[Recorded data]

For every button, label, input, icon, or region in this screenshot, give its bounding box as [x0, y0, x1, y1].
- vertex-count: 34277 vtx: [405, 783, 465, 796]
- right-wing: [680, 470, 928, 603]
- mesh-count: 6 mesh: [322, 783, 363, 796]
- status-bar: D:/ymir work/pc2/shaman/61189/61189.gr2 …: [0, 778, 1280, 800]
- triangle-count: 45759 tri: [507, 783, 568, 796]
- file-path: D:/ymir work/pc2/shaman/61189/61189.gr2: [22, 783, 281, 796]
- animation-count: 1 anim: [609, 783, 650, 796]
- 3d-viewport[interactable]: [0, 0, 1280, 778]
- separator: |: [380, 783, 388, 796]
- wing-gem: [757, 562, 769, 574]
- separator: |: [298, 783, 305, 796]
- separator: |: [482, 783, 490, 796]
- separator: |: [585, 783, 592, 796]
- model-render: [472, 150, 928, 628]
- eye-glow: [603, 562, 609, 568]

## Written exercise
Reproduce every line of the material above without any changes.

## Result of the task
For every button, label, input, icon, or region in this screenshot, give its bounding box as [x0, y0, x1, y1].
- vertex-count: 34277 vtx: [405, 783, 465, 796]
- right-wing: [680, 470, 928, 603]
- mesh-count: 6 mesh: [322, 783, 363, 796]
- status-bar: D:/ymir work/pc2/shaman/61189/61189.gr2 …: [0, 778, 1280, 800]
- triangle-count: 45759 tri: [507, 783, 568, 796]
- file-path: D:/ymir work/pc2/shaman/61189/61189.gr2: [22, 783, 281, 796]
- animation-count: 1 anim: [609, 783, 650, 796]
- 3d-viewport[interactable]: [0, 0, 1280, 778]
- separator: |: [380, 783, 388, 796]
- wing-gem: [757, 562, 769, 574]
- separator: |: [298, 783, 305, 796]
- separator: |: [482, 783, 490, 796]
- separator: |: [585, 783, 592, 796]
- model-render: [472, 150, 928, 628]
- eye-glow: [603, 562, 609, 568]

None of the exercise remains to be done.